Directions:
Each entry must appear again exactly as it does in the source.

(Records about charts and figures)
--- Start ---

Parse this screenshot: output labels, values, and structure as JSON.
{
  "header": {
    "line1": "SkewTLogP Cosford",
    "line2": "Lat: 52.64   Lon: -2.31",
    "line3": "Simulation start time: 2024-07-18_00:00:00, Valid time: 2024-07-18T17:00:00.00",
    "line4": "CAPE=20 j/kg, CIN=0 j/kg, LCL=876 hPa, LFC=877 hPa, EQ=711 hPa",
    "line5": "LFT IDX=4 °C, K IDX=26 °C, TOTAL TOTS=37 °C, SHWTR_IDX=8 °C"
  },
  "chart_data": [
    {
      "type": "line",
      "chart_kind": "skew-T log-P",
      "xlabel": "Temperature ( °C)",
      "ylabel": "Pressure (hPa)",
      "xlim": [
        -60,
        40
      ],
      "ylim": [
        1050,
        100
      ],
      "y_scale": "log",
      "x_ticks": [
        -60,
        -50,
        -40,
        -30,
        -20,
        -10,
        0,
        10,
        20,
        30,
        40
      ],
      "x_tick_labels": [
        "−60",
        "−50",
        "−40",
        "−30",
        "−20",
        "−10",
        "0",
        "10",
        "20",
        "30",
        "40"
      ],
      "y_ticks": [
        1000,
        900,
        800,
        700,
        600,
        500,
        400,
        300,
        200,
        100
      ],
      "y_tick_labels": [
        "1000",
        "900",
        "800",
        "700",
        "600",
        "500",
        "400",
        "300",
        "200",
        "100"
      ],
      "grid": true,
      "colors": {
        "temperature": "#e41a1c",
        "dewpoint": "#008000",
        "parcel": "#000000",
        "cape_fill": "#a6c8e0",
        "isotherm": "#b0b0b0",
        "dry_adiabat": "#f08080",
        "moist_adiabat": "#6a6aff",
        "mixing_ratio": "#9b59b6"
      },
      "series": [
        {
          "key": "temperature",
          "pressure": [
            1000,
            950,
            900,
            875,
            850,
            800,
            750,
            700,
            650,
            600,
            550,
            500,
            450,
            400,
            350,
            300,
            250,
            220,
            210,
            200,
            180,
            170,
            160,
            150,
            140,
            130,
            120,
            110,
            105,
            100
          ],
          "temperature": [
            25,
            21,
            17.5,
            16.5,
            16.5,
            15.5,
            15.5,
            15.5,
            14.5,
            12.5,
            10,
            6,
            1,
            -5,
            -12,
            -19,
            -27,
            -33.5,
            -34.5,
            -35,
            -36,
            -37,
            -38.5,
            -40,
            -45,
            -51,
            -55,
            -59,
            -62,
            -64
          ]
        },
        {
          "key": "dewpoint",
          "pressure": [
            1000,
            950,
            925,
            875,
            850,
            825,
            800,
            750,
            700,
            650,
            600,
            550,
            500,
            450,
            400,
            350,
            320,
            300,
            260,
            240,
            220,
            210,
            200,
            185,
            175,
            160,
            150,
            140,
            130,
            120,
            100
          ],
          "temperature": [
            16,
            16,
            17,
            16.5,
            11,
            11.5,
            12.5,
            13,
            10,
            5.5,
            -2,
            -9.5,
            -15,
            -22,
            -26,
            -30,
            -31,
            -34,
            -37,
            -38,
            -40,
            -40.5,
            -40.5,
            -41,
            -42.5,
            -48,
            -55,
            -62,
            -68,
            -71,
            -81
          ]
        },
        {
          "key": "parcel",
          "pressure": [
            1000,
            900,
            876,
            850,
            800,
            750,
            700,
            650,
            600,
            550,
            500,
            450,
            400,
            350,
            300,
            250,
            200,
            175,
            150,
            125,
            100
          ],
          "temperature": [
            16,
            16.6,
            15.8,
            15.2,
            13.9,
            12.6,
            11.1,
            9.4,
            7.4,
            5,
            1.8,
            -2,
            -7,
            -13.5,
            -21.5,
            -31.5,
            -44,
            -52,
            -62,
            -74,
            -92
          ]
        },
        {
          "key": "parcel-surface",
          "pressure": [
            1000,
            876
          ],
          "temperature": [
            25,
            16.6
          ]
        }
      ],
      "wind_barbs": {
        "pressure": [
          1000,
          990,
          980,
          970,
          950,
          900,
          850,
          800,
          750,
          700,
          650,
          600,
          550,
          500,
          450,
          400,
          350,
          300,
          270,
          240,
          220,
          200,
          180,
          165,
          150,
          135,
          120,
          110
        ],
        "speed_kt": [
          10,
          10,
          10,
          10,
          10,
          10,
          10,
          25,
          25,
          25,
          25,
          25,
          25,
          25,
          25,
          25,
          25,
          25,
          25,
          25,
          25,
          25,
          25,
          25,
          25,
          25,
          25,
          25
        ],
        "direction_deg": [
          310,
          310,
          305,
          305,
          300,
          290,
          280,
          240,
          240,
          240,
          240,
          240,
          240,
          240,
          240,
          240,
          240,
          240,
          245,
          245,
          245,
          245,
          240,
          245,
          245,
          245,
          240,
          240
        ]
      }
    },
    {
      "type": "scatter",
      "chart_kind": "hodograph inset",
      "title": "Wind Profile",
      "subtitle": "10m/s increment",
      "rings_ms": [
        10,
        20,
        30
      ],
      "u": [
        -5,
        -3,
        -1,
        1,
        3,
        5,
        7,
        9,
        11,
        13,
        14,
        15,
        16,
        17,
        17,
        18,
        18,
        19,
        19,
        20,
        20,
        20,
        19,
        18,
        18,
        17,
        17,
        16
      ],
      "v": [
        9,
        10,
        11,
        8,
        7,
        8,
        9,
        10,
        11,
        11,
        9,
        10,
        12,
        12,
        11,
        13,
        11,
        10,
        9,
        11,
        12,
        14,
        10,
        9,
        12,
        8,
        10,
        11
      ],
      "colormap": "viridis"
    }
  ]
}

--- End ---

Response to the task:
Parse this screenshot: output labels, values, and structure as JSON.
{
  "header": {
    "line1": "SkewTLogP Cosford",
    "line2": "Lat: 52.64   Lon: -2.31",
    "line3": "Simulation start time: 2024-07-18_00:00:00, Valid time: 2024-07-18T17:00:00.00",
    "line4": "CAPE=20 j/kg, CIN=0 j/kg, LCL=876 hPa, LFC=877 hPa, EQ=711 hPa",
    "line5": "LFT IDX=4 °C, K IDX=26 °C, TOTAL TOTS=37 °C, SHWTR_IDX=8 °C"
  },
  "chart_data": [
    {
      "type": "line",
      "chart_kind": "skew-T log-P",
      "xlabel": "Temperature ( °C)",
      "ylabel": "Pressure (hPa)",
      "xlim": [
        -60,
        40
      ],
      "ylim": [
        1050,
        100
      ],
      "y_scale": "log",
      "x_ticks": [
        -60,
        -50,
        -40,
        -30,
        -20,
        -10,
        0,
        10,
        20,
        30,
        40
      ],
      "x_tick_labels": [
        "−60",
        "−50",
        "−40",
        "−30",
        "−20",
        "−10",
        "0",
        "10",
        "20",
        "30",
        "40"
      ],
      "y_ticks": [
        1000,
        900,
        800,
        700,
        600,
        500,
        400,
        300,
        200,
        100
      ],
      "y_tick_labels": [
        "1000",
        "900",
        "800",
        "700",
        "600",
        "500",
        "400",
        "300",
        "200",
        "100"
      ],
      "grid": true,
      "colors": {
        "temperature": "#e41a1c",
        "dewpoint": "#008000",
        "parcel": "#000000",
        "cape_fill": "#a6c8e0",
        "isotherm": "#b0b0b0",
        "dry_adiabat": "#f08080",
        "moist_adiabat": "#6a6aff",
        "mixing_ratio": "#9b59b6"
      },
      "series": [
        {
          "key": "temperature",
          "pressure": [
            1000,
            950,
            900,
            875,
            850,
            800,
            750,
            700,
            650,
            600,
            550,
            500,
            450,
            400,
            350,
            300,
            250,
            220,
            210,
            200,
            180,
            170,
            160,
            150,
            140,
            130,
            120,
            110,
            105,
            100
          ],
          "temperature": [
            25,
            21,
            17.5,
            16.5,
            16.5,
            15.5,
            15.5,
            15.5,
            14.5,
            12.5,
            10,
            6,
            1,
            -5,
            -12,
            -19,
            -27,
            -33.5,
            -34.5,
            -35,
            -36,
            -37,
            -38.5,
            -40,
            -45,
            -51,
            -55,
            -59,
            -62,
            -64
          ]
        },
        {
          "key": "dewpoint",
          "pressure": [
            1000,
            950,
            925,
            875,
            850,
            825,
            800,
            750,
            700,
            650,
            600,
            550,
            500,
            450,
            400,
            350,
            320,
            300,
            260,
            240,
            220,
            210,
            200,
            185,
            175,
            160,
            150,
            140,
            130,
            120,
            100
          ],
          "temperature": [
            16,
            16,
            17,
            16.5,
            11,
            11.5,
            12.5,
            13,
            10,
            5.5,
            -2,
            -9.5,
            -15,
            -22,
            -26,
            -30,
            -31,
            -34,
            -37,
            -38,
            -40,
            -40.5,
            -40.5,
            -41,
            -42.5,
            -48,
            -55,
            -62,
            -68,
            -71,
            -81
          ]
        },
        {
          "key": "parcel",
          "pressure": [
            1000,
            900,
            876,
            850,
            800,
            750,
            700,
            650,
            600,
            550,
            500,
            450,
            400,
            350,
            300,
            250,
            200,
            175,
            150,
            125,
            100
          ],
          "temperature": [
            16,
            16.6,
            15.8,
            15.2,
            13.9,
            12.6,
            11.1,
            9.4,
            7.4,
            5,
            1.8,
            -2,
            -7,
            -13.5,
            -21.5,
            -31.5,
            -44,
            -52,
            -62,
            -74,
            -92
          ]
        },
        {
          "key": "parcel-surface",
          "pressure": [
            1000,
            876
          ],
          "temperature": [
            25,
            16.6
          ]
        }
      ],
      "wind_barbs": {
        "pressure": [
          1000,
          990,
          980,
          970,
          950,
          900,
          850,
          800,
          750,
          700,
          650,
          600,
          550,
          500,
          450,
          400,
          350,
          300,
          270,
          240,
          220,
          200,
          180,
          165,
          150,
          135,
          120,
          110
        ],
        "speed_kt": [
          10,
          10,
          10,
          10,
          10,
          10,
          10,
          25,
          25,
          25,
          25,
          25,
          25,
          25,
          25,
          25,
          25,
          25,
          25,
          25,
          25,
          25,
          25,
          25,
          25,
          25,
          25,
          25
        ],
        "direction_deg": [
          310,
          310,
          305,
          305,
          300,
          290,
          280,
          240,
          240,
          240,
          240,
          240,
          240,
          240,
          240,
          240,
          240,
          240,
          245,
          245,
          245,
          245,
          240,
          245,
          245,
          245,
          240,
          240
        ]
      }
    },
    {
      "type": "scatter",
      "chart_kind": "hodograph inset",
      "title": "Wind Profile",
      "subtitle": "10m/s increment",
      "rings_ms": [
        10,
        20,
        30
      ],
      "u": [
        -5,
        -3,
        -1,
        1,
        3,
        5,
        7,
        9,
        11,
        13,
        14,
        15,
        16,
        17,
        17,
        18,
        18,
        19,
        19,
        20,
        20,
        20,
        19,
        18,
        18,
        17,
        17,
        16
      ],
      "v": [
        9,
        10,
        11,
        8,
        7,
        8,
        9,
        10,
        11,
        11,
        9,
        10,
        12,
        12,
        11,
        13,
        11,
        10,
        9,
        11,
        12,
        14,
        10,
        9,
        12,
        8,
        10,
        11
      ],
      "colormap": "viridis"
    }
  ]
}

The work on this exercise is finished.